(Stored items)
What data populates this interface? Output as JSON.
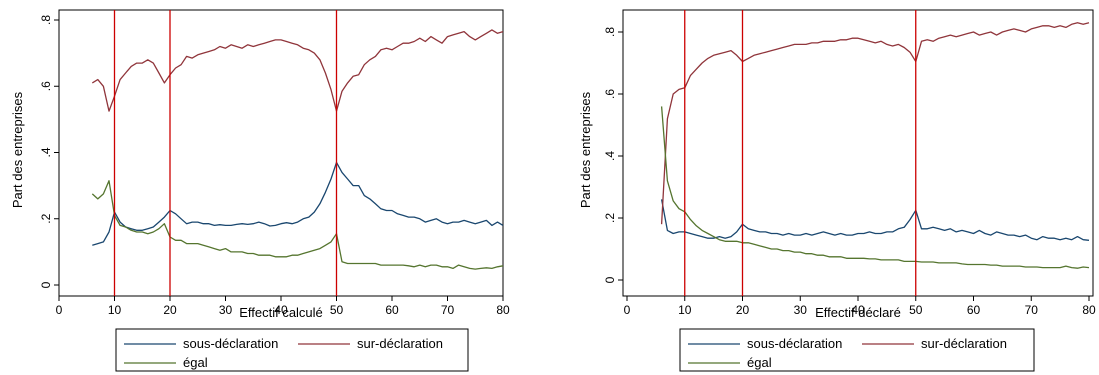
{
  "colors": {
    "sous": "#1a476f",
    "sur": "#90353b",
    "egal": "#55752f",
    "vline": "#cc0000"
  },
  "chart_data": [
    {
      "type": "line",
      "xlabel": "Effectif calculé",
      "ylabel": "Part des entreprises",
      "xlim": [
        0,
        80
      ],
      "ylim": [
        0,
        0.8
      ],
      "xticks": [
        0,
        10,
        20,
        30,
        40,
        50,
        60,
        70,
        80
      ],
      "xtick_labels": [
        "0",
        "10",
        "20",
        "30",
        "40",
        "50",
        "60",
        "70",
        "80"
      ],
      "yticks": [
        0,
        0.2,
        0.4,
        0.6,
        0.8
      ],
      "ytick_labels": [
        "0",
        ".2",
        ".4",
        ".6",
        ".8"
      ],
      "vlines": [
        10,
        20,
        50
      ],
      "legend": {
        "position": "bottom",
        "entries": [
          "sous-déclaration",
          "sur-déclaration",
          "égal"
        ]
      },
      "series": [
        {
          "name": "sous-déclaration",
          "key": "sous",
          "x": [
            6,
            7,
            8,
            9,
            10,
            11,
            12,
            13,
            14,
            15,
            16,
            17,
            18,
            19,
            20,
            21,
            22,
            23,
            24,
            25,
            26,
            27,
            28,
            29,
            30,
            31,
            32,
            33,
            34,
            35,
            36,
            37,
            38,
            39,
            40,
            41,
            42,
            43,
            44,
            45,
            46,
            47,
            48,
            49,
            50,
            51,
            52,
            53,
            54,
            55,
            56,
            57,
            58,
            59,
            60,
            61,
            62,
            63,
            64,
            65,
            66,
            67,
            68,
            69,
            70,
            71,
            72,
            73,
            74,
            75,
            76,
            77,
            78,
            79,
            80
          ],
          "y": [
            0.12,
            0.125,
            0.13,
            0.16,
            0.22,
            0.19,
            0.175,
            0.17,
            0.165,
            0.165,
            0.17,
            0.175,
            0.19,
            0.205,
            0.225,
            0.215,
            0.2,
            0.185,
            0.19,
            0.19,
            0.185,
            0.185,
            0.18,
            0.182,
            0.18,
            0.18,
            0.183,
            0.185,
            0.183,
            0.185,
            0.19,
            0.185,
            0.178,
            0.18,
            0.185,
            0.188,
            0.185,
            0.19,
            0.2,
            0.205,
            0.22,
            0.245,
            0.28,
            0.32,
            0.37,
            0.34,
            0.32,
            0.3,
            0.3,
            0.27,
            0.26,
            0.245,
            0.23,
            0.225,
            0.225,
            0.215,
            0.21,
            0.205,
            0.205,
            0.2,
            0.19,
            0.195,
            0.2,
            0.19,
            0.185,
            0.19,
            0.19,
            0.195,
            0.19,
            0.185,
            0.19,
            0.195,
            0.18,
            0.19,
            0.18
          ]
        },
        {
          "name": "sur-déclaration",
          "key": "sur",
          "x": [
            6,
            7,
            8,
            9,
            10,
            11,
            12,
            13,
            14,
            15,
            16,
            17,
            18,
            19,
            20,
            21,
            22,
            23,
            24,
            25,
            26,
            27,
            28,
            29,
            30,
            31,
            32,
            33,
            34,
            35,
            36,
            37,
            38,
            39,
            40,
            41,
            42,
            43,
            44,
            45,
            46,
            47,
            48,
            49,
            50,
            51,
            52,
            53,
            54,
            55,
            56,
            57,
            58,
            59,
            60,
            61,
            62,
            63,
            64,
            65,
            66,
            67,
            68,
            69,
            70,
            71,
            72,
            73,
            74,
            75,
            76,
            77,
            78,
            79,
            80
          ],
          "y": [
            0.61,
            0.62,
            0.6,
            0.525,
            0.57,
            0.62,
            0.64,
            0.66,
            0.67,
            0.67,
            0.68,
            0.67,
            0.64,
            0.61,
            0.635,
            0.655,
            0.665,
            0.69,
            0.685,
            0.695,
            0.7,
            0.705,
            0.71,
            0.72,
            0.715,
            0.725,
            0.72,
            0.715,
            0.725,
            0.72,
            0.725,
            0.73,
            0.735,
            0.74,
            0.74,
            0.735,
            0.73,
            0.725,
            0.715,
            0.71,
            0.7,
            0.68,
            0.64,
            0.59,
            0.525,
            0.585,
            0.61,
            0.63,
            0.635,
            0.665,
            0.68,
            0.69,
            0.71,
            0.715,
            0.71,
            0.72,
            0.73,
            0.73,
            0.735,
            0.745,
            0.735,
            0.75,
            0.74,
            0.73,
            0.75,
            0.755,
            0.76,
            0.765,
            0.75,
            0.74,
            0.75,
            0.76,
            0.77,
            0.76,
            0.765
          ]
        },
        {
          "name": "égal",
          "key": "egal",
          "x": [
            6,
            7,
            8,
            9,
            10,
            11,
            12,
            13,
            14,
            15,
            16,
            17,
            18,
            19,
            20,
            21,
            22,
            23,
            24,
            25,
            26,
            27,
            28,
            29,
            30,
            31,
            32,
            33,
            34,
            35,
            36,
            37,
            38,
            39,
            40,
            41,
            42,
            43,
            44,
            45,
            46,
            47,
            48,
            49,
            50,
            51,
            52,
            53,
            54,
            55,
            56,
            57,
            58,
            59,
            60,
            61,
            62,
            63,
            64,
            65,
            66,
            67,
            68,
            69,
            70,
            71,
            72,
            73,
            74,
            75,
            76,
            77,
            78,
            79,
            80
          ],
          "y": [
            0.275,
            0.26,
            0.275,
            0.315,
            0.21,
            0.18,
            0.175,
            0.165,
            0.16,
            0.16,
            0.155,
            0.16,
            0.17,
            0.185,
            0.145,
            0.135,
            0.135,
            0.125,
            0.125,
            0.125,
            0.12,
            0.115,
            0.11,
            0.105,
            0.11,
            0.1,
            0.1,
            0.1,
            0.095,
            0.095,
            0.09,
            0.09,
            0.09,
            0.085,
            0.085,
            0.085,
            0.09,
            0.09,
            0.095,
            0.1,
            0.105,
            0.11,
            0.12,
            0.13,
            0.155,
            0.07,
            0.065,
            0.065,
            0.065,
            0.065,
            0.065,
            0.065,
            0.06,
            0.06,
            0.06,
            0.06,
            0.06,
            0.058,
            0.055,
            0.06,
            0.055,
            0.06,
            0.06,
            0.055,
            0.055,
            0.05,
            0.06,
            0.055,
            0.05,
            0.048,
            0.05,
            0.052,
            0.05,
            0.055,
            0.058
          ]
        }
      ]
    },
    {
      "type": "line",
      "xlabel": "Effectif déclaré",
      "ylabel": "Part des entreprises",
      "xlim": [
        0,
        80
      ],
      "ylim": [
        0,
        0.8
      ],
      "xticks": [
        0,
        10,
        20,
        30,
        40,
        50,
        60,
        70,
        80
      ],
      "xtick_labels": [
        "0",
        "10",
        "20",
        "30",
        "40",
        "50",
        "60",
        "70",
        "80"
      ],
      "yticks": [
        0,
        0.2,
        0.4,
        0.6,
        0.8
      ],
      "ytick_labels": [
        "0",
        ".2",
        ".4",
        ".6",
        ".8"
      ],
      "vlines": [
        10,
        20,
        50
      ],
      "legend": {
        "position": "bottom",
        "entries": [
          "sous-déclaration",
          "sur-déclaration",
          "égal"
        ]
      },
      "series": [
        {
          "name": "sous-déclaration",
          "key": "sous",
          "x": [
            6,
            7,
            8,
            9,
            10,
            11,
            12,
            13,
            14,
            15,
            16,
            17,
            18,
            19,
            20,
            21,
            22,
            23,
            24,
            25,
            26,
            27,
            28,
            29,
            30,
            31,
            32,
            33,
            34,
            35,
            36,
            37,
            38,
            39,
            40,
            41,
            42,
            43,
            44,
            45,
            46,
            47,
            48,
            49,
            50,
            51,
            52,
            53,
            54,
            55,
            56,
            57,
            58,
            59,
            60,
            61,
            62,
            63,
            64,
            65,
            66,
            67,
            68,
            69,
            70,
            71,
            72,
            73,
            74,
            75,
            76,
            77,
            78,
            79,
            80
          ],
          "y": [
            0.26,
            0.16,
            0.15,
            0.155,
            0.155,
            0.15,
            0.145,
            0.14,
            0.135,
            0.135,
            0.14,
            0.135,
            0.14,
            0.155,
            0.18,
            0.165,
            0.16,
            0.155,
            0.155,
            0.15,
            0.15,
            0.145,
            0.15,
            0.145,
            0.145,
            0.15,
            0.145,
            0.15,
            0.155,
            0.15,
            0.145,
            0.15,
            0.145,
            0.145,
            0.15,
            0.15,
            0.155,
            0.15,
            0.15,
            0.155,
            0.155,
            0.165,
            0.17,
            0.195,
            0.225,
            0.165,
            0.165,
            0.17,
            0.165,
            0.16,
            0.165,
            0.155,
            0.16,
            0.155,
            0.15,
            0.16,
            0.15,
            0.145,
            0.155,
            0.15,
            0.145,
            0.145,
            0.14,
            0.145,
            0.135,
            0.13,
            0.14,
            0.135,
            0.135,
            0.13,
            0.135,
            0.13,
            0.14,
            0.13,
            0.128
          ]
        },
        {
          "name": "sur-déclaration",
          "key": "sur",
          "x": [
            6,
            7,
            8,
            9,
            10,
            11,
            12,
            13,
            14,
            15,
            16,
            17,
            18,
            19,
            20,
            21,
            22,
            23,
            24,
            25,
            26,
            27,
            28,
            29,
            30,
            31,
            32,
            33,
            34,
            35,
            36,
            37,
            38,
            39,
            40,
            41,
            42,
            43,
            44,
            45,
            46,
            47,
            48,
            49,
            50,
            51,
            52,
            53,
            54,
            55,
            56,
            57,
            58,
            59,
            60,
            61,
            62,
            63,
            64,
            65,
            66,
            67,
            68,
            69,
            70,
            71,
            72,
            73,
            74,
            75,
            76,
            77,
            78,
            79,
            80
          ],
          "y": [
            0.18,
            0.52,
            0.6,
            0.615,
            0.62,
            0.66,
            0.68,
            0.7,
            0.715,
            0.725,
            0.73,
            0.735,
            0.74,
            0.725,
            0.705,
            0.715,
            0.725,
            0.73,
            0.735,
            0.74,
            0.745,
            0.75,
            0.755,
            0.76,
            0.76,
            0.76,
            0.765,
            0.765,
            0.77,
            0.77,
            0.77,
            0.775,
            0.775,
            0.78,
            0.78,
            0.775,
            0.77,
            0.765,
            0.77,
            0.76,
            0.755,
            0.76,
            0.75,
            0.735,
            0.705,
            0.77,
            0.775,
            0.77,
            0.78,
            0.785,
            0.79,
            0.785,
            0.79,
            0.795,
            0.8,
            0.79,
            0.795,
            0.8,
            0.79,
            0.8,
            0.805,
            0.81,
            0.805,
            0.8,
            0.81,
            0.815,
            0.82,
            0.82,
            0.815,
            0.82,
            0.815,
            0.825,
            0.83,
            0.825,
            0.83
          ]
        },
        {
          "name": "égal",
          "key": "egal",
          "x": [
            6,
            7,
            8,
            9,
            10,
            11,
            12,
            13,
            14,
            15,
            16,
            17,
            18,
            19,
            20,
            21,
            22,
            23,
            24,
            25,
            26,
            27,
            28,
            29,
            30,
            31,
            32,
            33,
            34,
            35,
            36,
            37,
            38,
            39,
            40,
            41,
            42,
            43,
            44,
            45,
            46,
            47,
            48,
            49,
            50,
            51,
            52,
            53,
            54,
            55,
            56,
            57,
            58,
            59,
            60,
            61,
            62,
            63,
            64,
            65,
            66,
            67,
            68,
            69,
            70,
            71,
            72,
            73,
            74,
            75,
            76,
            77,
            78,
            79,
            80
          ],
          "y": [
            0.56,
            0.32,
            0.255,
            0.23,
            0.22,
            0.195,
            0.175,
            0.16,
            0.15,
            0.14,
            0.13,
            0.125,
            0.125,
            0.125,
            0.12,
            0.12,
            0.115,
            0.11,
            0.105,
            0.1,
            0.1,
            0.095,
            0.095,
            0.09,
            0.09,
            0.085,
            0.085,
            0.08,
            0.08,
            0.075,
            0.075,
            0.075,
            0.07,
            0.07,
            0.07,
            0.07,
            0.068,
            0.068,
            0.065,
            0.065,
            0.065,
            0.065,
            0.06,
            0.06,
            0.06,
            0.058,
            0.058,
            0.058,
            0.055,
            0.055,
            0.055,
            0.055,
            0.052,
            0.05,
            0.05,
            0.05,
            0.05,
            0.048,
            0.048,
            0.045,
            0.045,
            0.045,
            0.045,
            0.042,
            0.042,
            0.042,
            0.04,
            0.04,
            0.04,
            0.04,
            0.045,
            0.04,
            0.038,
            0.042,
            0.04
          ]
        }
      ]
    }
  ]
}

Your objective:
Copy each line of the listing that includes "Effectif".

Exercise solution:
      "xlabel": "Effectif calculé",
      "xlabel": "Effectif déclaré",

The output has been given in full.